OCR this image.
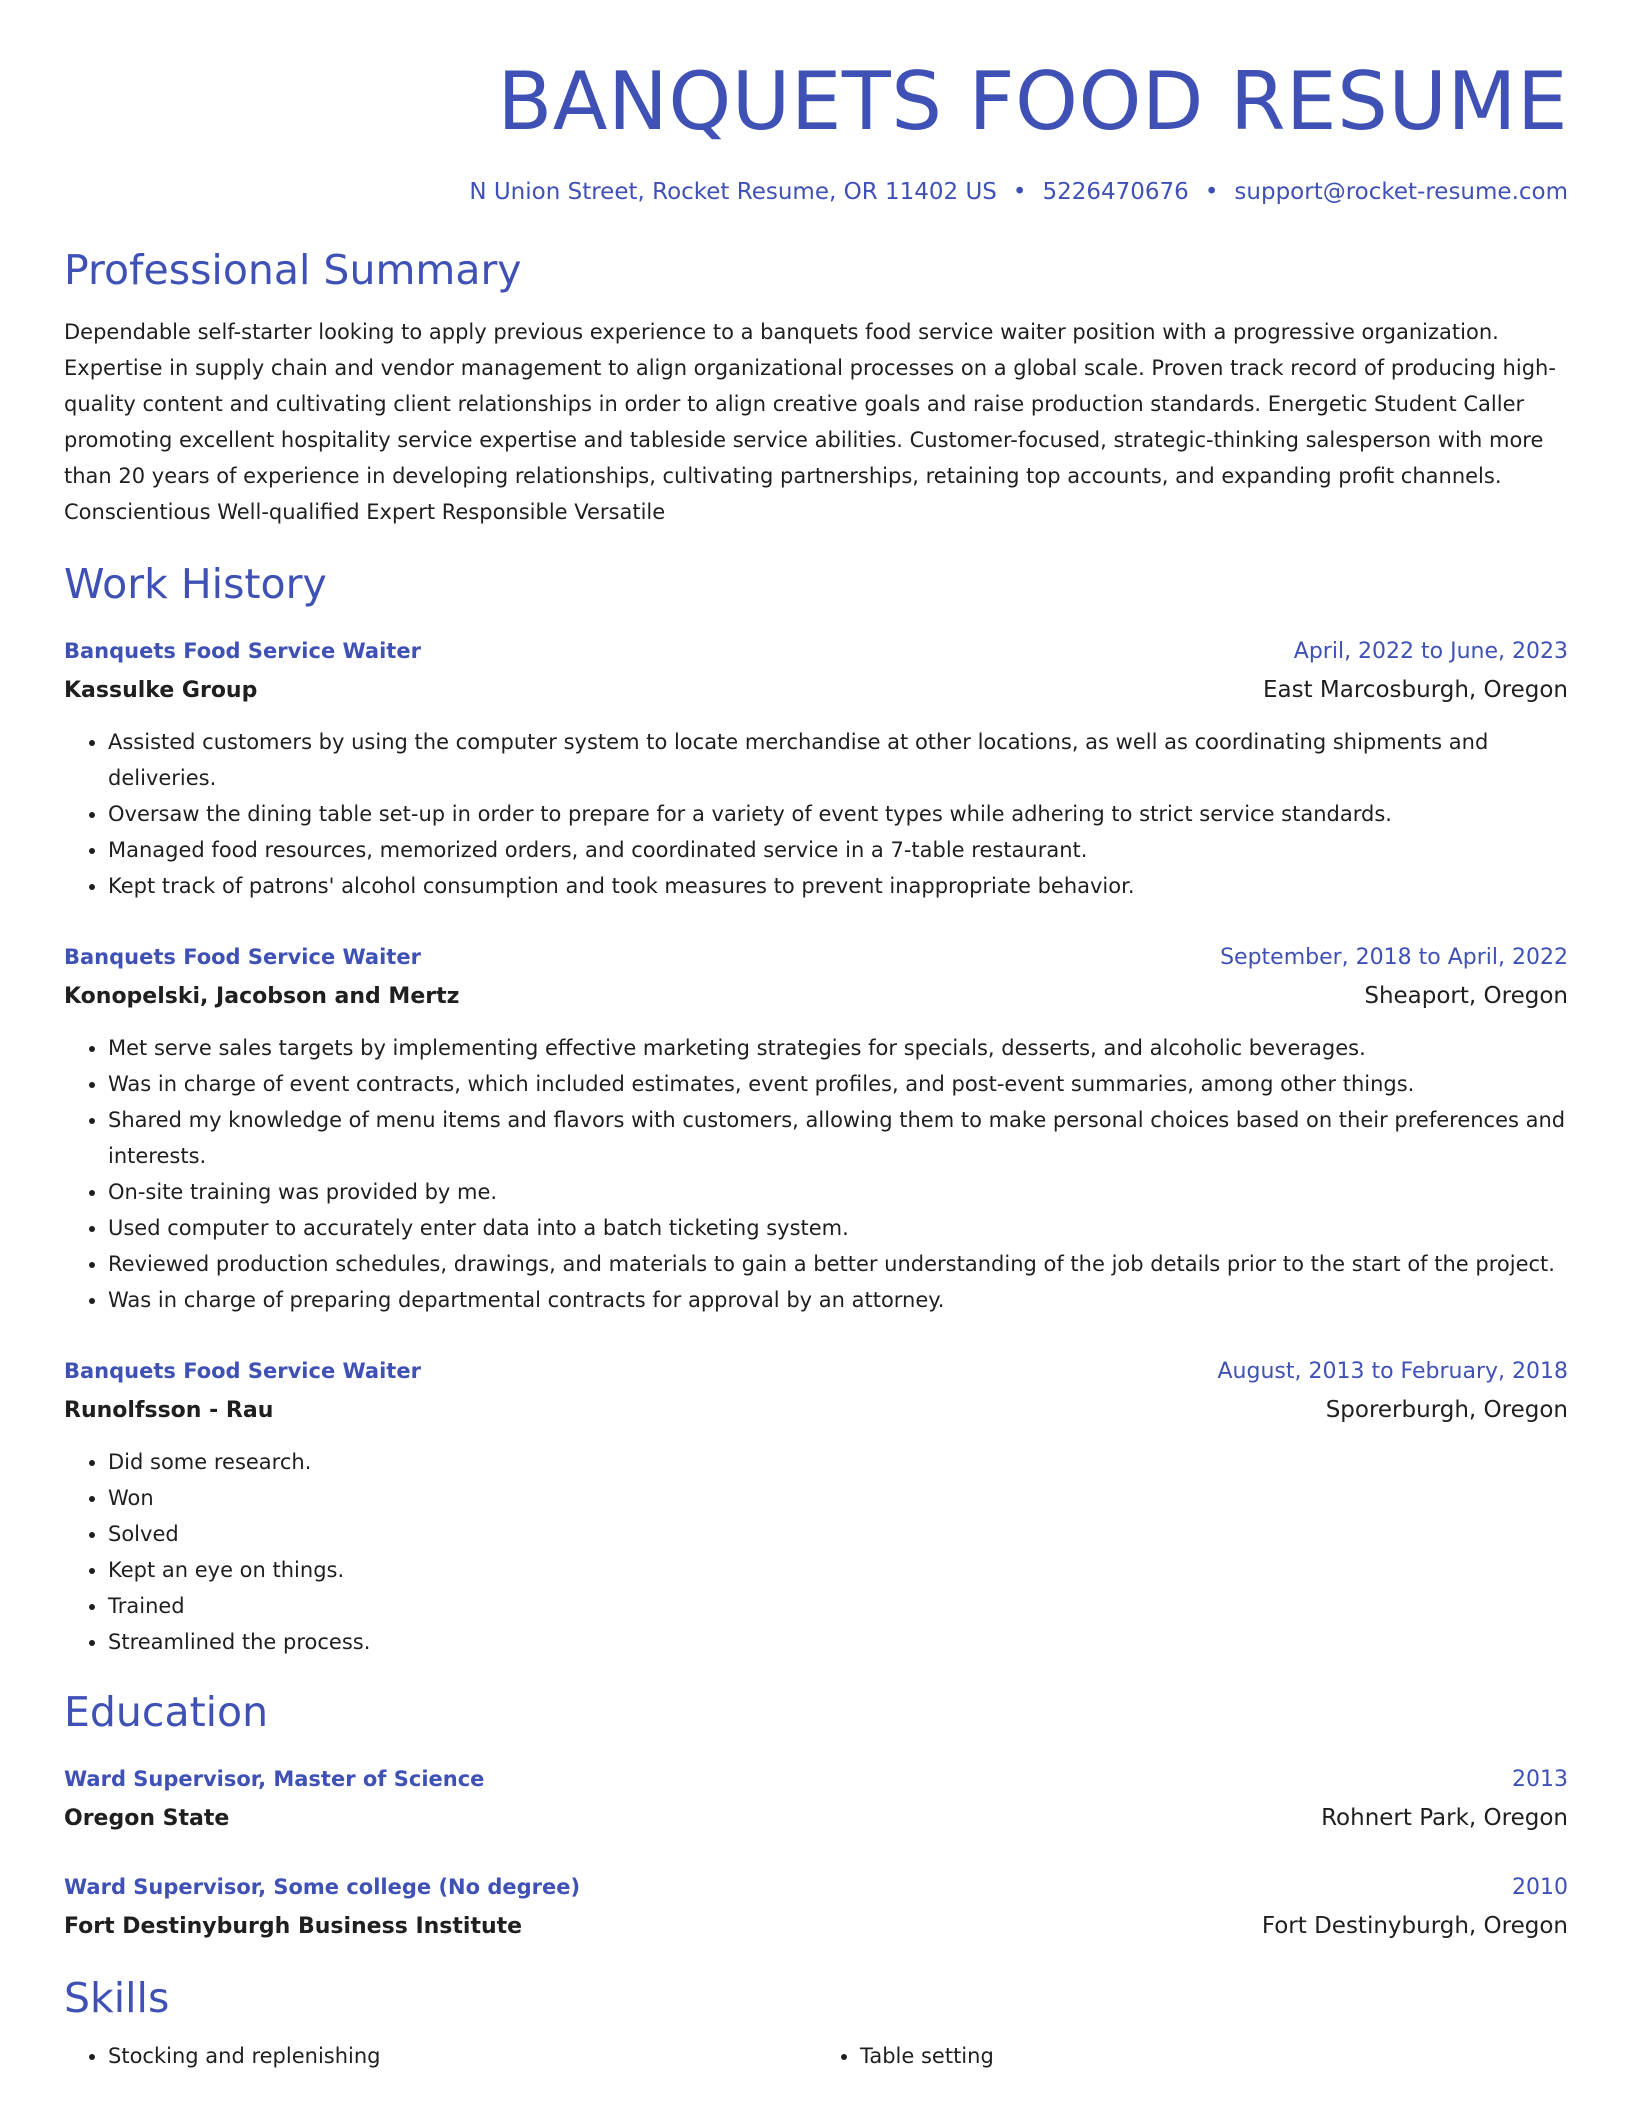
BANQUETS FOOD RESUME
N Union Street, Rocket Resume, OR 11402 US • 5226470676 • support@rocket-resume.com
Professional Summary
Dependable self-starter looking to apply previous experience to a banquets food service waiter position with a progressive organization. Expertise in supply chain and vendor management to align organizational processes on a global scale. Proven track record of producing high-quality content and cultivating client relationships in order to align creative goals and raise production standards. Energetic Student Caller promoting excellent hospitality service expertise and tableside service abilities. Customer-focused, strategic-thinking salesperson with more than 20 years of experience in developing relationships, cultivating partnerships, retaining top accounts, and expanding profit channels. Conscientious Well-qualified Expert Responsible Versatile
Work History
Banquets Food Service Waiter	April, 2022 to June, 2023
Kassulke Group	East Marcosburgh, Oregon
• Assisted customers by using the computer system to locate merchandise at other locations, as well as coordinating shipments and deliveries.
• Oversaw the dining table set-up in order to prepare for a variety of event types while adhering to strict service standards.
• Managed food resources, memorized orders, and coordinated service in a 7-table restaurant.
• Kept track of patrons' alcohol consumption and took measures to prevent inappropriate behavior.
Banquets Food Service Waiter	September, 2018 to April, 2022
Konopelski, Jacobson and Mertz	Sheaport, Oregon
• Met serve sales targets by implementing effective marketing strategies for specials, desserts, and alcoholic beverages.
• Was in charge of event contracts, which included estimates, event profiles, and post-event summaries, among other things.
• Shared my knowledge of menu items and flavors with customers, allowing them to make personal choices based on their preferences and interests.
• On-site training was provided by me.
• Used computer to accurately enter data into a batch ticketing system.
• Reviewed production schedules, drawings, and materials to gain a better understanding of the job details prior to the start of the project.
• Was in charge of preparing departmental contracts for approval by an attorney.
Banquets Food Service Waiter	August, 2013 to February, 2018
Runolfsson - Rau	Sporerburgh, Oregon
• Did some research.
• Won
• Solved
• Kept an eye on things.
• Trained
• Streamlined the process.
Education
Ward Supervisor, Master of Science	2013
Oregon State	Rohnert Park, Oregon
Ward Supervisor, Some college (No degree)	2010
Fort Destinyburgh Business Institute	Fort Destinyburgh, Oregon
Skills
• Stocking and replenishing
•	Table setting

Stated task
In the records above, find each line with the word "standards" and copy it.

Written answer
Dependable self-starter looking to apply previous experience to a banquets food service waiter position with a progressive organization. Expertise in supply chain and vendor management to align organizational processes on a global scale. Proven track record of producing high-quality content and cultivating client relationships in order to align creative goals and raise production standards. Energetic Student Caller promoting excellent hospitality service expertise and tableside service abilities. Customer-focused, strategic-thinking salesperson with more than 20 years of experience in developing relationships, cultivating partnerships, retaining top accounts, and expanding profit channels. Conscientious Well-qualified Expert Responsible Versatile
• Oversaw the dining table set-up in order to prepare for a variety of event types while adhering to strict service standards.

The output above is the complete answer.